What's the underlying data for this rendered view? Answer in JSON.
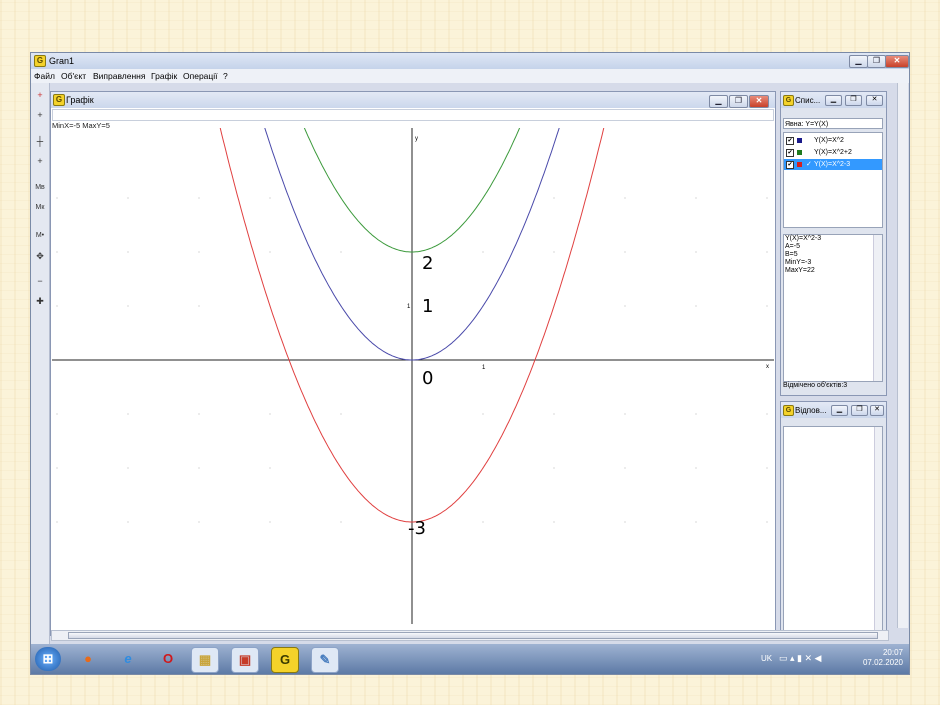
{
  "app": {
    "title": "Gran1",
    "menu": [
      "Файл",
      "Об'єкт",
      "Виправлення",
      "Графік",
      "Операції",
      "?"
    ]
  },
  "toolbar": {
    "tools": [
      {
        "name": "add-point-tool",
        "glyph": "+"
      },
      {
        "name": "cross-tool",
        "glyph": "+"
      },
      {
        "name": "coordinate-tool",
        "glyph": "┼"
      },
      {
        "name": "plus-tool",
        "glyph": "+"
      },
      {
        "name": "mb-tool",
        "glyph": "Mв"
      },
      {
        "name": "mk-tool",
        "glyph": "Mк"
      },
      {
        "name": "mdot-tool",
        "glyph": "M•"
      },
      {
        "name": "move-tool",
        "glyph": "✥"
      },
      {
        "name": "minus-tool",
        "glyph": "−"
      },
      {
        "name": "plus-small-tool",
        "glyph": "✚"
      }
    ]
  },
  "graph_window": {
    "title": "Графік",
    "status": "MinX=-5  MaxY=5",
    "axis_x_label": "x",
    "axis_y_label": "y",
    "tick_one": "1",
    "labels": {
      "two": "2",
      "one": "1",
      "zero": "0",
      "minus_three": "-3"
    }
  },
  "list_window": {
    "title": "Спис...",
    "field": "Явна: Y=Y(X)",
    "items": [
      {
        "label": "Y(X)=X^2",
        "color": "#1a1a8a",
        "checked": "✔"
      },
      {
        "label": "Y(X)=X^2+2",
        "color": "#1f7a1f",
        "checked": "✔"
      },
      {
        "label": "Y(X)=X^2-3",
        "color": "#d42020",
        "checked": "✔",
        "selected": true
      }
    ],
    "selected_mark": "✓",
    "info": [
      "Y(X)=X^2-3",
      "A=-5",
      "B=5",
      "MinY=-3",
      "MaxY=22"
    ],
    "footer": "Відмічено об'єктів:3"
  },
  "response_window": {
    "title": "Відпов..."
  },
  "taskbar": {
    "lang": "UK",
    "time": "20:07",
    "date": "07.02.2020",
    "apps": [
      {
        "name": "start-button",
        "glyph": "⊞",
        "color": "#2b6fd1"
      },
      {
        "name": "firefox-icon",
        "glyph": "●",
        "color": "#e86b1a"
      },
      {
        "name": "internet-explorer-icon",
        "glyph": "e",
        "color": "#2f8ce0"
      },
      {
        "name": "opera-icon",
        "glyph": "O",
        "color": "#d0181b"
      },
      {
        "name": "file-manager-icon",
        "glyph": "▦",
        "color": "#c9a53b"
      },
      {
        "name": "slideshow-icon",
        "glyph": "▣",
        "color": "#c53b28"
      },
      {
        "name": "gran-icon",
        "glyph": "G",
        "color": "#3a3a00"
      },
      {
        "name": "paint-icon",
        "glyph": "✎",
        "color": "#4b7fbf"
      }
    ]
  },
  "chart_data": {
    "type": "line",
    "xlim": [
      -5,
      5
    ],
    "ylim": [
      -3.3,
      3.7
    ],
    "grid": true,
    "series": [
      {
        "formula": "Y(X)=X^2",
        "color": "#4a4aaa",
        "a": 1,
        "c": 0
      },
      {
        "formula": "Y(X)=X^2+2",
        "color": "#3c9a3c",
        "a": 1,
        "c": 2
      },
      {
        "formula": "Y(X)=X^2-3",
        "color": "#e04040",
        "a": 1,
        "c": -3
      }
    ]
  }
}
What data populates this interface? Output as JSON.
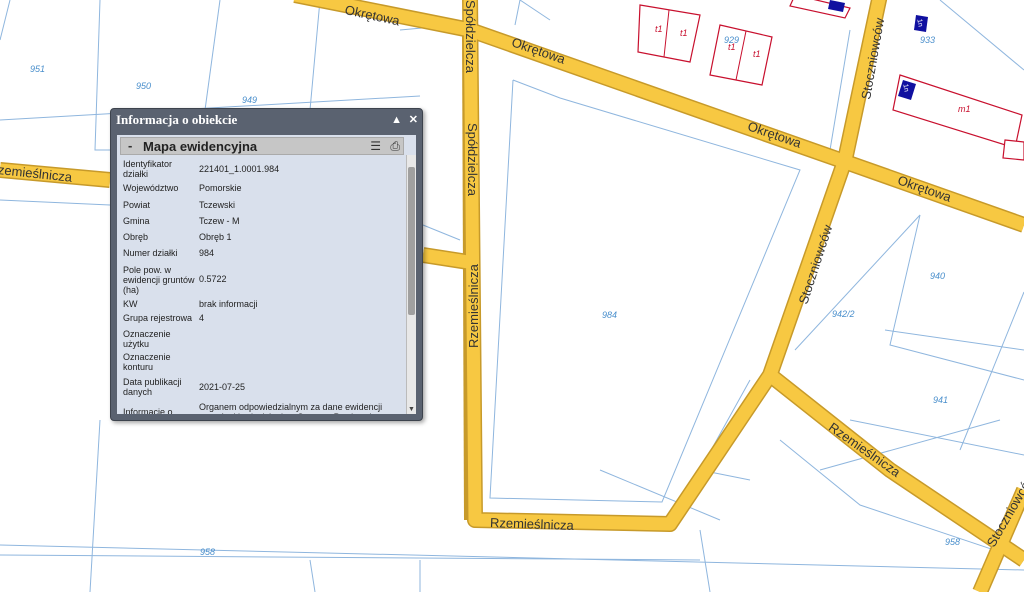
{
  "map": {
    "streets": {
      "okretowa": "Okrętowa",
      "spoldzielcza": "Spółdzielcza",
      "rzemieslnicza": "Rzemieślnicza",
      "stoczniowcow": "Stoczniowców",
      "zemieslnicza_cut": "zemieślnicza"
    },
    "parcels": [
      "951",
      "950",
      "949",
      "984",
      "940",
      "942/2",
      "941",
      "929",
      "933",
      "958",
      "958"
    ],
    "buildings": [
      "t1",
      "t1",
      "t1",
      "t1",
      "m1",
      "1n",
      "1n"
    ]
  },
  "panel": {
    "title": "Informacja o obiekcie",
    "minimize_glyph": "▲",
    "close_glyph": "✕",
    "section": {
      "toggle": "-",
      "title": "Mapa ewidencyjna",
      "list_icon": "☰",
      "print_icon": "⎙"
    },
    "rows": [
      {
        "label": "Identyfikator działki",
        "value": "221401_1.0001.984"
      },
      {
        "label": "Województwo",
        "value": "Pomorskie"
      },
      {
        "label": "Powiat",
        "value": "Tczewski"
      },
      {
        "label": "Gmina",
        "value": "Tczew - M"
      },
      {
        "label": "Obręb",
        "value": "Obręb 1"
      },
      {
        "label": "Numer działki",
        "value": "984"
      },
      {
        "label": "Pole pow. w ewidencji gruntów (ha)",
        "value": "0.5722"
      },
      {
        "label": "KW",
        "value": "brak informacji"
      },
      {
        "label": "Grupa rejestrowa",
        "value": "4"
      },
      {
        "label": "Oznaczenie użytku",
        "value": ""
      },
      {
        "label": "Oznaczenie konturu",
        "value": ""
      },
      {
        "label": "Data publikacji danych",
        "value": "2021-07-25"
      },
      {
        "label": "Informacje o pochodzeniu",
        "value": "Organem odpowiedzialnym za dane ewidencji gruntów i budynków jest Starosta Powiatu (ustawa"
      }
    ],
    "scroll_down_glyph": "▼"
  }
}
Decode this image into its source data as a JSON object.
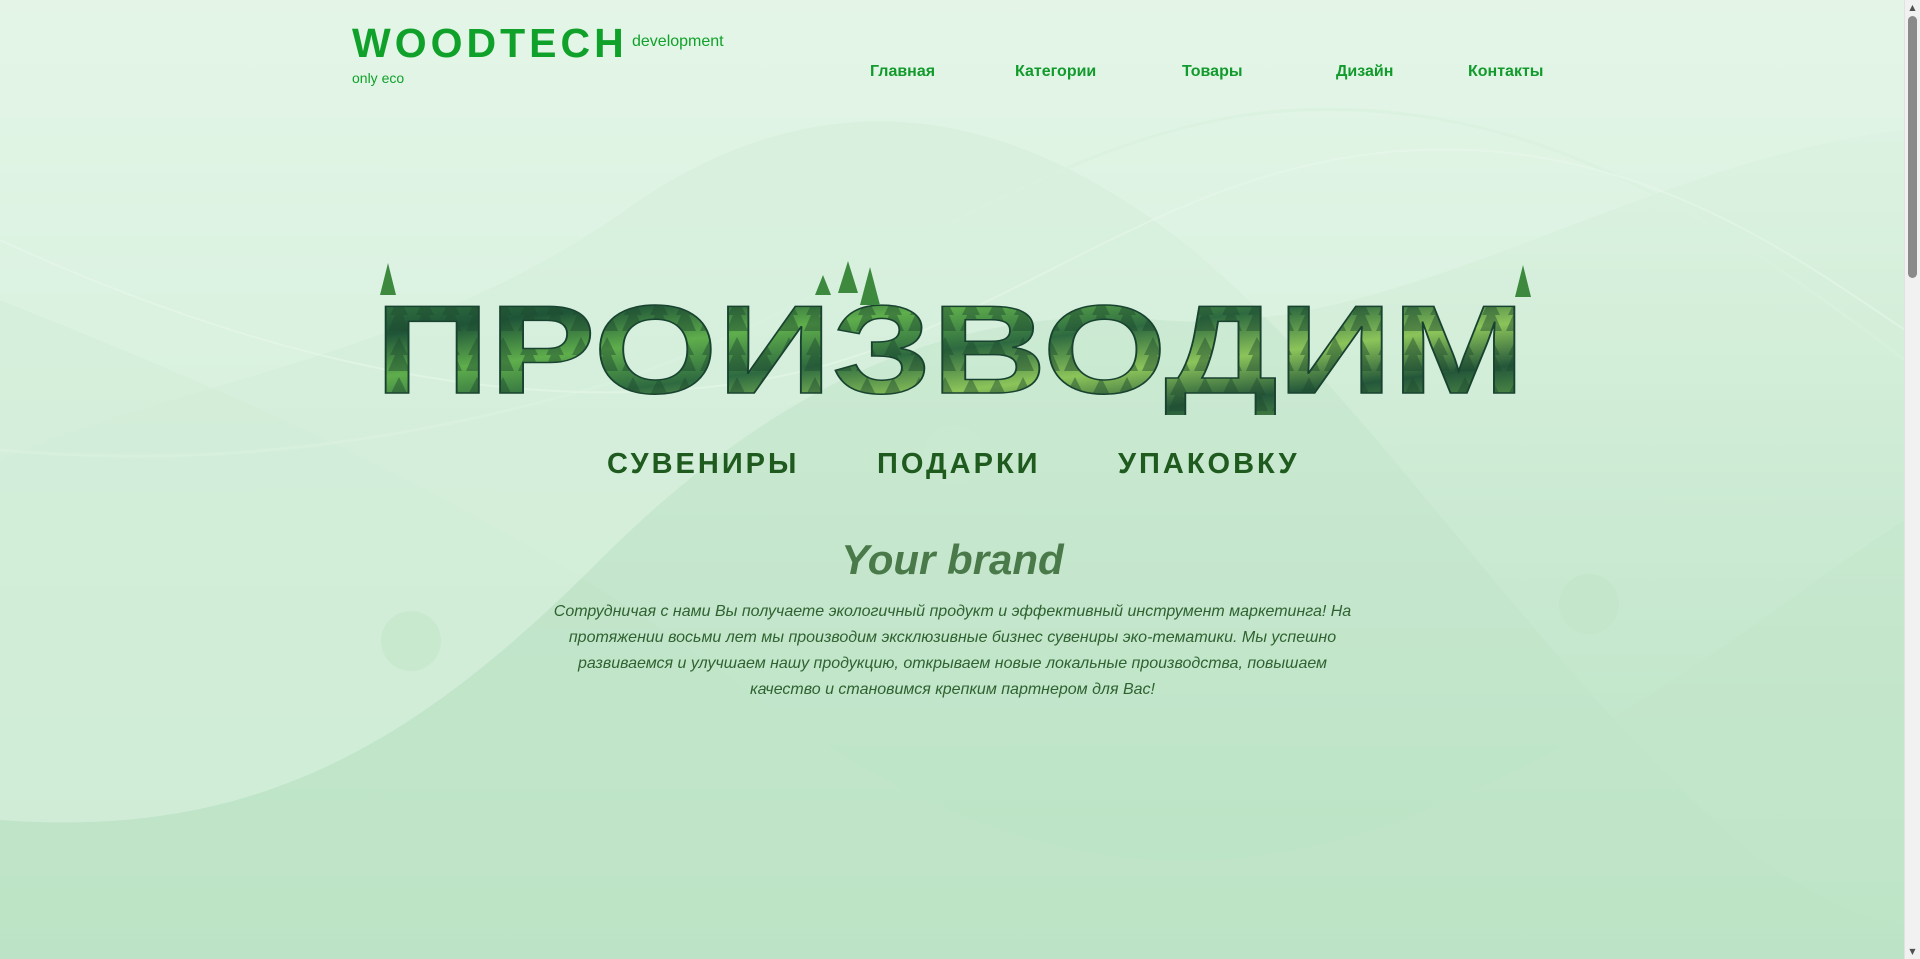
{
  "header": {
    "logo_title": "WOODTECH",
    "logo_subtitle": "development",
    "logo_tagline": "only eco"
  },
  "nav": {
    "items": [
      {
        "label": "Главная"
      },
      {
        "label": "Категории"
      },
      {
        "label": "Товары"
      },
      {
        "label": "Дизайн"
      },
      {
        "label": "Контакты"
      }
    ]
  },
  "hero": {
    "headline": "ПРОИЗВОДИМ",
    "products": [
      {
        "label": "СУВЕНИРЫ"
      },
      {
        "label": "ПОДАРКИ"
      },
      {
        "label": "УПАКОВКУ"
      }
    ],
    "brand": "Your brand",
    "description": "Сотрудничая с нами Вы получаете экологичный продукт и эффективный инструмент маркетинга! На протяжении восьми лет мы производим эксклюзивные бизнес сувениры эко-тематики. Мы успешно развиваемся и улучшаем нашу продукцию, открываем новые локальные производства, повышаем качество и становимся крепким партнером для Вас!"
  },
  "colors": {
    "accent": "#10a12a",
    "background": "#d4efd9",
    "product_text": "#1f5a1e",
    "brand_text": "#4a7a4a",
    "desc_text": "#2f6230"
  }
}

▸ Stated task
Pull out each line of the listing that holds the string "działki".

▸ Answer for this exercise
        "label": "Identyfikator działki",
        "label": "Numer działki",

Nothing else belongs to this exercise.